* DATA LISTING
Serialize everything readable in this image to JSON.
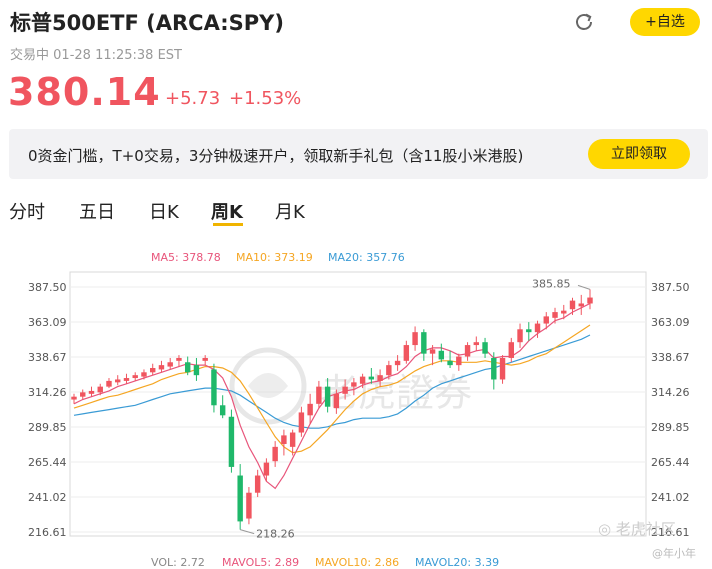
{
  "header": {
    "title": "标普500ETF (ARCA:SPY)",
    "add_watchlist": "+自选",
    "status": "交易中",
    "datetime": "01-28 11:25:38 EST"
  },
  "quote": {
    "price": "380.14",
    "change": "+5.73",
    "change_pct": "+1.53%"
  },
  "banner": {
    "text": "0资金门槛，T+0交易，3分钟极速开户，领取新手礼包（含11股小米港股)",
    "button": "立即领取"
  },
  "tabs": [
    {
      "label": "分时",
      "active": false
    },
    {
      "label": "五日",
      "active": false
    },
    {
      "label": "日K",
      "active": false
    },
    {
      "label": "周K",
      "active": true
    },
    {
      "label": "月K",
      "active": false
    }
  ],
  "ma_legend": {
    "ma5": "MA5: 378.78",
    "ma10": "MA10: 373.19",
    "ma20": "MA20: 357.76"
  },
  "vol_legend": {
    "vol": "VOL: 2.72",
    "mavol5": "MAVOL5: 2.89",
    "mavol10": "MAVOL10: 2.86",
    "mavol20": "MAVOL20: 3.39"
  },
  "watermark": {
    "center": "老虎證券",
    "corner": "老虎社区",
    "author": "@年小年"
  },
  "colors": {
    "up": "#f0555f",
    "down": "#1fb86a",
    "ma5": "#e8557b",
    "ma10": "#f5a623",
    "ma20": "#3a9bd5",
    "accent": "#ffd700"
  },
  "chart_data": {
    "type": "candlestick",
    "interval": "weekly",
    "y_ticks": [
      "387.50",
      "363.09",
      "338.67",
      "314.26",
      "289.85",
      "265.44",
      "241.02",
      "216.61"
    ],
    "ylim": [
      216.61,
      387.5
    ],
    "high_label": "385.85",
    "low_label": "218.26",
    "candles": [
      [
        309,
        313,
        306,
        311
      ],
      [
        311,
        316,
        309,
        314
      ],
      [
        313,
        318,
        311,
        315
      ],
      [
        314,
        320,
        312,
        318
      ],
      [
        318,
        324,
        317,
        322
      ],
      [
        321,
        326,
        319,
        323
      ],
      [
        322,
        327,
        320,
        324
      ],
      [
        324,
        328,
        322,
        326
      ],
      [
        325,
        330,
        323,
        328
      ],
      [
        328,
        334,
        326,
        331
      ],
      [
        330,
        336,
        328,
        333
      ],
      [
        332,
        338,
        330,
        335
      ],
      [
        336,
        340,
        332,
        338
      ],
      [
        335,
        339,
        326,
        328
      ],
      [
        333,
        338,
        322,
        326
      ],
      [
        336,
        340,
        333,
        338
      ],
      [
        330,
        334,
        300,
        305
      ],
      [
        305,
        312,
        296,
        298
      ],
      [
        297,
        302,
        258,
        262
      ],
      [
        256,
        264,
        218.26,
        224
      ],
      [
        226,
        248,
        222,
        244
      ],
      [
        244,
        260,
        241,
        256
      ],
      [
        256,
        268,
        252,
        265
      ],
      [
        266,
        280,
        262,
        276
      ],
      [
        278,
        288,
        270,
        284
      ],
      [
        276,
        288,
        270,
        286
      ],
      [
        286,
        304,
        283,
        300
      ],
      [
        298,
        313,
        292,
        306
      ],
      [
        306,
        322,
        303,
        318
      ],
      [
        318,
        324,
        300,
        304
      ],
      [
        303,
        316,
        299,
        313
      ],
      [
        313,
        323,
        309,
        318
      ],
      [
        318,
        324,
        312,
        321
      ],
      [
        320,
        327,
        317,
        325
      ],
      [
        325,
        331,
        320,
        323
      ],
      [
        322,
        330,
        318,
        326
      ],
      [
        326,
        336,
        323,
        333
      ],
      [
        333,
        340,
        329,
        336
      ],
      [
        336,
        350,
        334,
        347
      ],
      [
        347,
        360,
        343,
        356
      ],
      [
        356,
        358,
        336,
        341
      ],
      [
        341,
        347,
        333,
        344
      ],
      [
        343,
        348,
        335,
        337
      ],
      [
        336,
        343,
        331,
        333
      ],
      [
        333,
        341,
        329,
        339
      ],
      [
        339,
        349,
        336,
        347
      ],
      [
        347,
        353,
        343,
        349
      ],
      [
        349,
        352,
        338,
        341
      ],
      [
        338,
        342,
        316,
        323
      ],
      [
        323,
        340,
        320,
        338
      ],
      [
        338,
        352,
        335,
        349
      ],
      [
        349,
        362,
        345,
        358
      ],
      [
        358,
        363,
        350,
        356
      ],
      [
        356,
        364,
        352,
        362
      ],
      [
        362,
        370,
        358,
        367
      ],
      [
        366,
        373,
        362,
        370
      ],
      [
        369,
        375,
        365,
        371
      ],
      [
        372,
        380,
        368,
        378
      ],
      [
        374,
        382,
        368,
        376
      ],
      [
        376,
        385.85,
        372,
        380.14
      ]
    ],
    "ma5": [
      306,
      309,
      311,
      313,
      315,
      318,
      320,
      322,
      324,
      326,
      328,
      330,
      332,
      334,
      333,
      333,
      330,
      324,
      311,
      291,
      276,
      265,
      252,
      247,
      256,
      268,
      280,
      292,
      303,
      311,
      313,
      315,
      316,
      319,
      321,
      322,
      325,
      327,
      332,
      339,
      343,
      345,
      345,
      343,
      340,
      341,
      343,
      344,
      338,
      339,
      339,
      343,
      350,
      355,
      359,
      364,
      366,
      370,
      373,
      376
    ],
    "ma10": [
      303,
      305,
      307,
      309,
      311,
      312,
      314,
      316,
      318,
      320,
      323,
      325,
      327,
      328,
      330,
      332,
      332,
      331,
      328,
      322,
      313,
      303,
      293,
      283,
      276,
      272,
      273,
      276,
      282,
      288,
      295,
      302,
      308,
      313,
      316,
      318,
      319,
      321,
      325,
      329,
      332,
      334,
      336,
      336,
      335,
      335,
      335,
      336,
      335,
      334,
      333,
      334,
      336,
      339,
      341,
      345,
      349,
      353,
      357,
      361
    ],
    "ma20": [
      298,
      299,
      300,
      301,
      302,
      303,
      304,
      305,
      307,
      309,
      311,
      313,
      314,
      315,
      316,
      317,
      317,
      316,
      315,
      312,
      308,
      304,
      300,
      296,
      293,
      291,
      290,
      289,
      289,
      290,
      292,
      293,
      295,
      296,
      296,
      296,
      297,
      299,
      303,
      308,
      312,
      317,
      320,
      322,
      324,
      326,
      328,
      330,
      331,
      333,
      335,
      337,
      339,
      341,
      343,
      345,
      347,
      349,
      351,
      354
    ]
  }
}
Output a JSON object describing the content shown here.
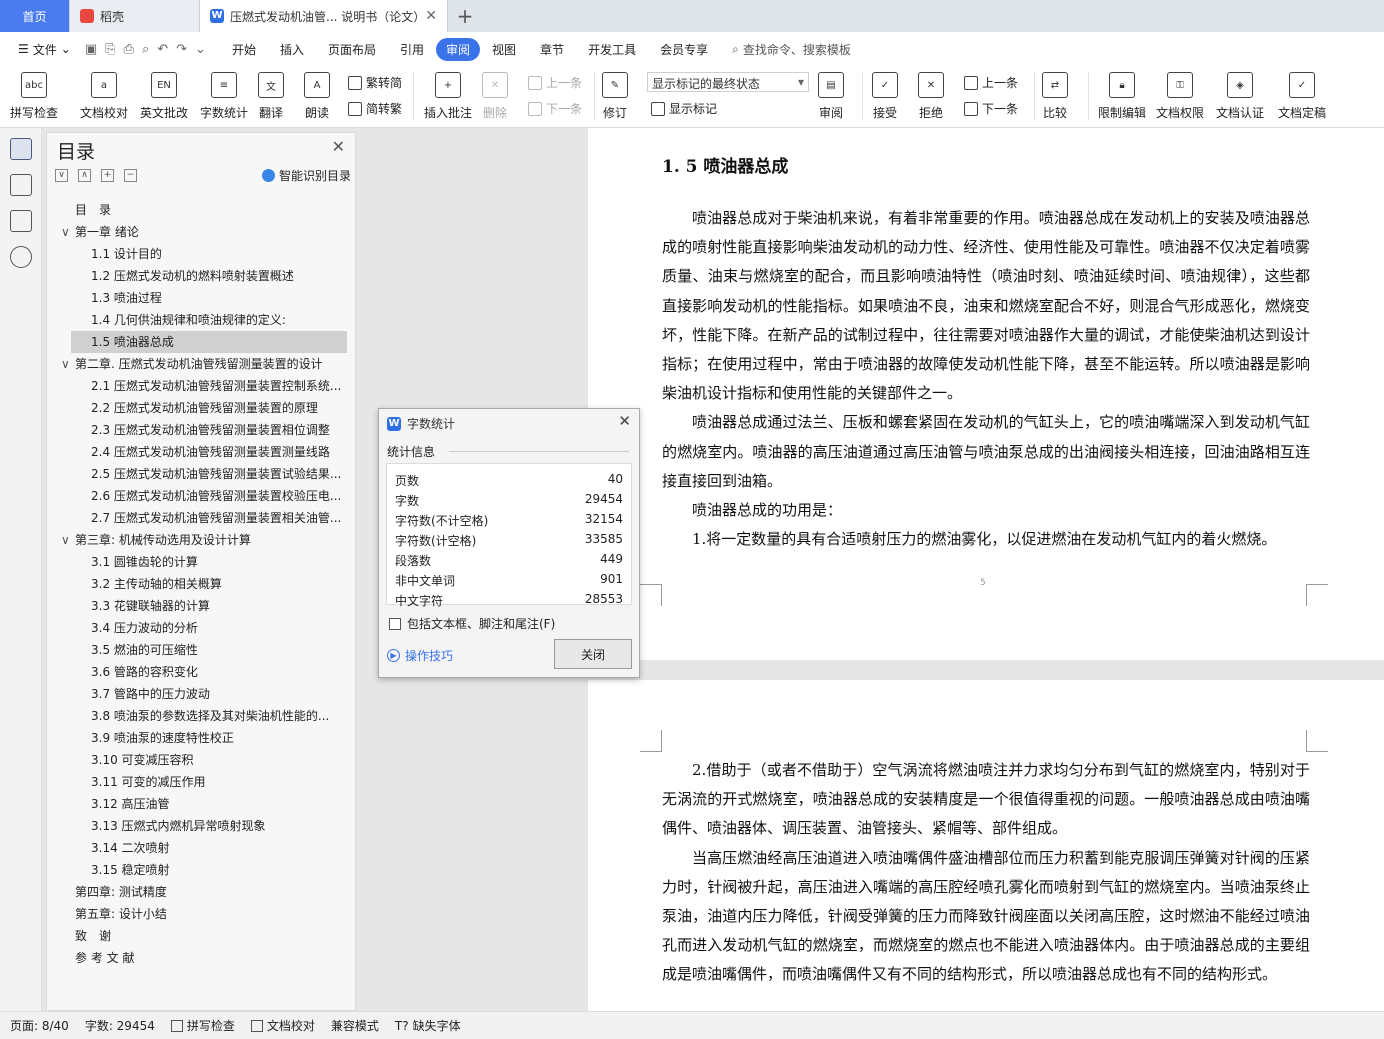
{
  "tabs": {
    "home": "首页",
    "shell": "稻壳",
    "doc": "压燃式发动机油管... 说明书（论文）"
  },
  "menu": {
    "file": "文件",
    "items": [
      "开始",
      "插入",
      "页面布局",
      "引用",
      "审阅",
      "视图",
      "章节",
      "开发工具",
      "会员专享"
    ],
    "active": "审阅",
    "search": "查找命令、搜索模板"
  },
  "ribbon": {
    "spellcheck": "拼写检查",
    "doc_proof": "文档校对",
    "en_review": "英文批改",
    "word_count": "字数统计",
    "translate": "翻译",
    "read_aloud": "朗读",
    "trad_simp": "繁转简",
    "simp_trad": "简转繁",
    "insert_comment": "插入批注",
    "delete": "删除",
    "prev": "上一条",
    "next": "下一条",
    "revise": "修订",
    "markup_state": "显示标记的最终状态",
    "show_markup": "显示标记",
    "review": "审阅",
    "accept": "接受",
    "reject": "拒绝",
    "prev2": "上一条",
    "next2": "下一条",
    "compare": "比较",
    "restrict": "限制编辑",
    "doc_perm": "文档权限",
    "doc_cert": "文档认证",
    "doc_final": "文档定稿"
  },
  "toc": {
    "title": "目录",
    "smart": "智能识别目录",
    "items": [
      {
        "text": "目　录",
        "level": 0
      },
      {
        "text": "第一章 绪论",
        "level": 1,
        "caret": "∨"
      },
      {
        "text": "1.1 设计目的",
        "level": 2
      },
      {
        "text": "1.2 压燃式发动机的燃料喷射装置概述",
        "level": 2
      },
      {
        "text": "1.3 喷油过程",
        "level": 2
      },
      {
        "text": "1.4 几何供油规律和喷油规律的定义:",
        "level": 2
      },
      {
        "text": "1.5 喷油器总成",
        "level": 2,
        "selected": true
      },
      {
        "text": "第二章. 压燃式发动机油管残留测量装置的设计",
        "level": 1,
        "caret": "∨"
      },
      {
        "text": "2.1 压燃式发动机油管残留测量装置控制系统...",
        "level": 2
      },
      {
        "text": "2.2 压燃式发动机油管残留测量装置的原理",
        "level": 2
      },
      {
        "text": "2.3 压燃式发动机油管残留测量装置相位调整",
        "level": 2
      },
      {
        "text": "2.4 压燃式发动机油管残留测量装置测量线路",
        "level": 2
      },
      {
        "text": "2.5 压燃式发动机油管残留测量装置试验结果...",
        "level": 2
      },
      {
        "text": "2.6 压燃式发动机油管残留测量装置校验压电...",
        "level": 2
      },
      {
        "text": "2.7 压燃式发动机油管残留测量装置相关油管...",
        "level": 2
      },
      {
        "text": "第三章: 机械传动选用及设计计算",
        "level": 1,
        "caret": "∨"
      },
      {
        "text": "3.1 圆锥齿轮的计算",
        "level": 2
      },
      {
        "text": "3.2 主传动轴的相关概算",
        "level": 2
      },
      {
        "text": "3.3 花键联轴器的计算",
        "level": 2
      },
      {
        "text": "3.4 压力波动的分析",
        "level": 2
      },
      {
        "text": "3.5 燃油的可压缩性",
        "level": 2
      },
      {
        "text": "3.6 管路的容积变化",
        "level": 2
      },
      {
        "text": "3.7 管路中的压力波动",
        "level": 2
      },
      {
        "text": "3.8 喷油泵的参数选择及其对柴油机性能的...",
        "level": 2
      },
      {
        "text": "3.9 喷油泵的速度特性校正",
        "level": 2
      },
      {
        "text": "3.10 可变减压容积",
        "level": 2
      },
      {
        "text": "3.11 可变的减压作用",
        "level": 2
      },
      {
        "text": "3.12 高压油管",
        "level": 2
      },
      {
        "text": "3.13 压燃式内燃机异常喷射现象",
        "level": 2
      },
      {
        "text": "3.14 二次喷射",
        "level": 2
      },
      {
        "text": "3.15 稳定喷射",
        "level": 2
      },
      {
        "text": "第四章: 测试精度",
        "level": 0
      },
      {
        "text": "第五章: 设计小结",
        "level": 0
      },
      {
        "text": "致　谢",
        "level": 0
      },
      {
        "text": "参 考 文 献",
        "level": 0
      }
    ]
  },
  "document": {
    "heading": "1. 5 喷油器总成",
    "page1_paras": [
      "喷油器总成对于柴油机来说，有着非常重要的作用。喷油器总成在发动机上的安装及喷油器总成的喷射性能直接影响柴油发动机的动力性、经济性、使用性能及可靠性。喷油器不仅决定着喷雾质量、油束与燃烧室的配合，而且影响喷油特性（喷油时刻、喷油延续时间、喷油规律），这些都直接影响发动机的性能指标。如果喷油不良，油束和燃烧室配合不好，则混合气形成恶化，燃烧变坏，性能下降。在新产品的试制过程中，往往需要对喷油器作大量的调试，才能使柴油机达到设计指标；在使用过程中，常由于喷油器的故障使发动机性能下降，甚至不能运转。所以喷油器是影响柴油机设计指标和使用性能的关键部件之一。",
      "喷油器总成通过法兰、压板和螺套紧固在发动机的气缸头上，它的喷油嘴端深入到发动机气缸的燃烧室内。喷油器的高压油道通过高压油管与喷油泵总成的出油阀接头相连接，回油油路相互连接直接回到油箱。",
      "喷油器总成的功用是：",
      "1.将一定数量的具有合适喷射压力的燃油雾化，以促进燃油在发动机气缸内的着火燃烧。"
    ],
    "page_number": "5",
    "page2_paras": [
      "2.借助于（或者不借助于）空气涡流将燃油喷注并力求均匀分布到气缸的燃烧室内，特别对于无涡流的开式燃烧室，喷油器总成的安装精度是一个很值得重视的问题。一般喷油器总成由喷油嘴偶件、喷油器体、调压装置、油管接头、紧帽等、部件组成。",
      "当高压燃油经高压油道进入喷油嘴偶件盛油槽部位而压力积蓄到能克服调压弹簧对针阀的压紧力时，针阀被升起，高压油进入嘴端的高压腔经喷孔雾化而喷射到气缸的燃烧室内。当喷油泵终止泵油，油道内压力降低，针阀受弹簧的压力而降致针阀座面以关闭高压腔，这时燃油不能经过喷油孔而进入发动机气缸的燃烧室，而燃烧室的燃点也不能进入喷油器体内。由于喷油器总成的主要组成是喷油嘴偶件，而喷油嘴偶件又有不同的结构形式，所以喷油器总成也有不同的结构形式。"
    ]
  },
  "dialog": {
    "title": "字数统计",
    "section": "统计信息",
    "stats": [
      {
        "label": "页数",
        "value": "40"
      },
      {
        "label": "字数",
        "value": "29454"
      },
      {
        "label": "字符数(不计空格)",
        "value": "32154"
      },
      {
        "label": "字符数(计空格)",
        "value": "33585"
      },
      {
        "label": "段落数",
        "value": "449"
      },
      {
        "label": "非中文单词",
        "value": "901"
      },
      {
        "label": "中文字符",
        "value": "28553"
      }
    ],
    "checkbox": "包括文本框、脚注和尾注(F)",
    "tips": "操作技巧",
    "close": "关闭"
  },
  "status": {
    "page": "页面: 8/40",
    "words": "字数: 29454",
    "spell": "拼写检查",
    "proof": "文档校对",
    "compat": "兼容模式",
    "missing_font": "缺失字体"
  }
}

* PROBLEM DETAILS
Which lines contain "JSON"? Copy each of them.

* ANSWER TO THIS PROBLEM
Serialize everything readable in this image to JSON.
Output a JSON object describing the content shown here.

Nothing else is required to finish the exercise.